Exercise
Render the data from its first line through the line containing "cell-spaltennr2[interactable]: 6 xyxy=(1343,470,1504,496)" as a Markdown table with the columns Row and Text. Row numbers each line and Text holds the line. Leave out blank lines.

Supplied data
>>>
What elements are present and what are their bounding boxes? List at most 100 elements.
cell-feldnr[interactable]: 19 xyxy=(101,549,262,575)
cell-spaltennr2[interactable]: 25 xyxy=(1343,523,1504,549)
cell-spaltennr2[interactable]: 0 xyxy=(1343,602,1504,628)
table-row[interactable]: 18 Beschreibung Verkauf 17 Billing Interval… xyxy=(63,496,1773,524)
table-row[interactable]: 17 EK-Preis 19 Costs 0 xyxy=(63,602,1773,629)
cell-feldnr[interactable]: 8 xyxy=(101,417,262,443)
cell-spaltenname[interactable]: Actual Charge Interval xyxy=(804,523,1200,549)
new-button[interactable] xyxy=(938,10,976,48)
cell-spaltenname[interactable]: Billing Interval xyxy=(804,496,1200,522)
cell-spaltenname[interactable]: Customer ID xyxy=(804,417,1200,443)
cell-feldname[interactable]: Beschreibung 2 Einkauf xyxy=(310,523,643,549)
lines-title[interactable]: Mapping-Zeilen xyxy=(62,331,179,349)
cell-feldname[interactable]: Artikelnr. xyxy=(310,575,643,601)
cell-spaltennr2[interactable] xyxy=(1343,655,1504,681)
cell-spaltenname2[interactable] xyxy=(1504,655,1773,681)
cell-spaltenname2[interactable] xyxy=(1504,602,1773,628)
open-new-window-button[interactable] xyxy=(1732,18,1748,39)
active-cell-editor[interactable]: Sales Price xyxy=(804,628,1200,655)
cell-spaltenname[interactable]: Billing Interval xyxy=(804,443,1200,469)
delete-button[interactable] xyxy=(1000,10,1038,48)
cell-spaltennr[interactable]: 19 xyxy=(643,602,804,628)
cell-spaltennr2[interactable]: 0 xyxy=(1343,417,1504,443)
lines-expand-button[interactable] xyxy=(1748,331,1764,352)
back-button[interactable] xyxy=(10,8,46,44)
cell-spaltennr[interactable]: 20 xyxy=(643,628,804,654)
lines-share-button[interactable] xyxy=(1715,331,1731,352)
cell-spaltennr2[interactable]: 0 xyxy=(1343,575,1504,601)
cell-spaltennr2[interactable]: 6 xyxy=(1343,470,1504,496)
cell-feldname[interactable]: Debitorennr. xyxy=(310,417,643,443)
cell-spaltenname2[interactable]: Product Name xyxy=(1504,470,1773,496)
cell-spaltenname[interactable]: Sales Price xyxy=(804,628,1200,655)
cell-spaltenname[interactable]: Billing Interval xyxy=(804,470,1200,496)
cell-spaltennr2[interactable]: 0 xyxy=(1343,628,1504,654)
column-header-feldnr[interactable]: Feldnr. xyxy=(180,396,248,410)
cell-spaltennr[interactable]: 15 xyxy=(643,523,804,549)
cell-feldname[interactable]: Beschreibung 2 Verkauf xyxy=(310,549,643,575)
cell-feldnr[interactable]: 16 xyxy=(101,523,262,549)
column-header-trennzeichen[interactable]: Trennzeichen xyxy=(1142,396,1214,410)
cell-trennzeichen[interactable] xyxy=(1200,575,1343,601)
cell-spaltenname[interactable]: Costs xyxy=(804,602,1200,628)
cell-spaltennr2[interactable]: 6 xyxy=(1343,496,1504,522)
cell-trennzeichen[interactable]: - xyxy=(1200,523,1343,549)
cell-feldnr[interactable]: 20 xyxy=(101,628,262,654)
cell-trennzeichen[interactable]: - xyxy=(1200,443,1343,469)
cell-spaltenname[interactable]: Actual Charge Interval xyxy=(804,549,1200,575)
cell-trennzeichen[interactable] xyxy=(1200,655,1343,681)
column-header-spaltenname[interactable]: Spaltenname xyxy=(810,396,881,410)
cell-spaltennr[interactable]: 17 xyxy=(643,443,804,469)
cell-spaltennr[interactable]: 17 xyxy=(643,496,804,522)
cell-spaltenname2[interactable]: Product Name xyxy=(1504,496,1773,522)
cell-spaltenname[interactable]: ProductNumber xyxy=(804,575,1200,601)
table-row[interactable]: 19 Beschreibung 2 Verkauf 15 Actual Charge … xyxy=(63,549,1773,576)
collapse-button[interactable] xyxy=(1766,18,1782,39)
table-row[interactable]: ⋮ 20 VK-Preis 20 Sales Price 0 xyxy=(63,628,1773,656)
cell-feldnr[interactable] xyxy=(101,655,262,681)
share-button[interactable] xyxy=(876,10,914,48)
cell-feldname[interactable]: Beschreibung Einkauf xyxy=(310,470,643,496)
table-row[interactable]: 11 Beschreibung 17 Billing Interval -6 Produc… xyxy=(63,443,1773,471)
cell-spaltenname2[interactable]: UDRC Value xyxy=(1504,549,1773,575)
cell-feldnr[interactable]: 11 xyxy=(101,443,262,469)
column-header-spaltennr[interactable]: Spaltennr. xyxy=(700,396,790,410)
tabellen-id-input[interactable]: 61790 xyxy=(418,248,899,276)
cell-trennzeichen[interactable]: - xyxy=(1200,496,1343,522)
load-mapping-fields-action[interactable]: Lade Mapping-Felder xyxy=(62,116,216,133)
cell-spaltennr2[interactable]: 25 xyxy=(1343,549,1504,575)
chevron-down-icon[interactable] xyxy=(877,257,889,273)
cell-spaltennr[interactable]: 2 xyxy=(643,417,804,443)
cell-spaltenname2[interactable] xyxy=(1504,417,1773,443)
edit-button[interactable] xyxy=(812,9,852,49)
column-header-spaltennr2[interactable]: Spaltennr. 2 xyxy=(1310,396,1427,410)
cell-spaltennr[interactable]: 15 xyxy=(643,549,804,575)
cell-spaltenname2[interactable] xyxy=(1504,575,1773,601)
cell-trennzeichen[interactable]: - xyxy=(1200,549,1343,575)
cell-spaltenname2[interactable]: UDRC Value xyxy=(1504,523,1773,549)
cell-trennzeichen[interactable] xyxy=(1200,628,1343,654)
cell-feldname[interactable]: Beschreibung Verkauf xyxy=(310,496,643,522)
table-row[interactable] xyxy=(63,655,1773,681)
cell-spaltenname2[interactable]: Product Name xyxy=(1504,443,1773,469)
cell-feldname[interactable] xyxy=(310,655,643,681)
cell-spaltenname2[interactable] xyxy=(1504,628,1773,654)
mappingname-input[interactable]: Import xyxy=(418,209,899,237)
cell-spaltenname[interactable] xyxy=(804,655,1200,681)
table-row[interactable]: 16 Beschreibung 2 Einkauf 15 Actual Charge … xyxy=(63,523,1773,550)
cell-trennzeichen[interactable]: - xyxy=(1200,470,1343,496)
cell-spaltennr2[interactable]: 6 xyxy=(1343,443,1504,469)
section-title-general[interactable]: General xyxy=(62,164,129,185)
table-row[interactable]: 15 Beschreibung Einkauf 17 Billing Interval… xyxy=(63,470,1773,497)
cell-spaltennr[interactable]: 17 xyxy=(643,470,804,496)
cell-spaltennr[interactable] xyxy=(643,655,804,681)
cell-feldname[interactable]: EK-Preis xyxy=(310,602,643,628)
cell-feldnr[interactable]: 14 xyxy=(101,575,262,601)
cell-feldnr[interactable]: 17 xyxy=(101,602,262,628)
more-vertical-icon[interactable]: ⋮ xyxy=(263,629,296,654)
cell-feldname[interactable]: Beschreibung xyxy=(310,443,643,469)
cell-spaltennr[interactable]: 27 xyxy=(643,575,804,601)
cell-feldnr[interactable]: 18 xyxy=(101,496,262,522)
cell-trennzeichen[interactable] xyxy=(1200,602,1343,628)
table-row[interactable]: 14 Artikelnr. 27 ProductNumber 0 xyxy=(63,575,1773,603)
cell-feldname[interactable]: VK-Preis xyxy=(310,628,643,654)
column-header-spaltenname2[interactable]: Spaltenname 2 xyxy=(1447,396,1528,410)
<<<
Finished task
| Row | Text |
|---|---|
| 1 | What elements are present and what are their bounding boxes? List at most 100 elements. |
| 2 | cell-feldnr[interactable]: 19 xyxy=(101,549,262,575) |
| 3 | cell-spaltennr2[interactable]: 25 xyxy=(1343,523,1504,549) |
| 4 | cell-spaltennr2[interactable]: 0 xyxy=(1343,602,1504,628) |
| 5 | table-row[interactable]: 18 Beschreibung Verkauf 17 Billing Interval… xyxy=(63,496,1773,524) |
| 6 | table-row[interactable]: 17 EK-Preis 19 Costs 0 xyxy=(63,602,1773,629) |
| 7 | cell-feldnr[interactable]: 8 xyxy=(101,417,262,443) |
| 8 | cell-spaltenname[interactable]: Actual Charge Interval xyxy=(804,523,1200,549) |
| 9 | new-button[interactable] xyxy=(938,10,976,48) |
| 10 | cell-spaltenname[interactable]: Billing Interval xyxy=(804,496,1200,522) |
| 11 | cell-spaltenname[interactable]: Customer ID xyxy=(804,417,1200,443) |
| 12 | cell-feldname[interactable]: Beschreibung 2 Einkauf xyxy=(310,523,643,549) |
| 13 | lines-title[interactable]: Mapping-Zeilen xyxy=(62,331,179,349) |
| 14 | cell-feldname[interactable]: Artikelnr. xyxy=(310,575,643,601) |
| 15 | cell-spaltennr2[interactable] xyxy=(1343,655,1504,681) |
| 16 | cell-spaltenname2[interactable] xyxy=(1504,655,1773,681) |
| 17 | cell-spaltenname2[interactable] xyxy=(1504,602,1773,628) |
| 18 | open-new-window-button[interactable] xyxy=(1732,18,1748,39) |
| 19 | active-cell-editor[interactable]: Sales Price xyxy=(804,628,1200,655) |
| 20 | cell-spaltenname[interactable]: Billing Interval xyxy=(804,443,1200,469) |
| 21 | delete-button[interactable] xyxy=(1000,10,1038,48) |
| 22 | cell-spaltennr[interactable]: 19 xyxy=(643,602,804,628) |
| 23 | cell-spaltennr2[interactable]: 0 xyxy=(1343,417,1504,443) |
| 24 | lines-expand-button[interactable] xyxy=(1748,331,1764,352) |
| 25 | back-button[interactable] xyxy=(10,8,46,44) |
| 26 | cell-spaltennr[interactable]: 20 xyxy=(643,628,804,654) |
| 27 | lines-share-button[interactable] xyxy=(1715,331,1731,352) |
| 28 | cell-spaltennr2[interactable]: 0 xyxy=(1343,575,1504,601) |
| 29 | cell-spaltennr2[interactable]: 6 xyxy=(1343,470,1504,496) |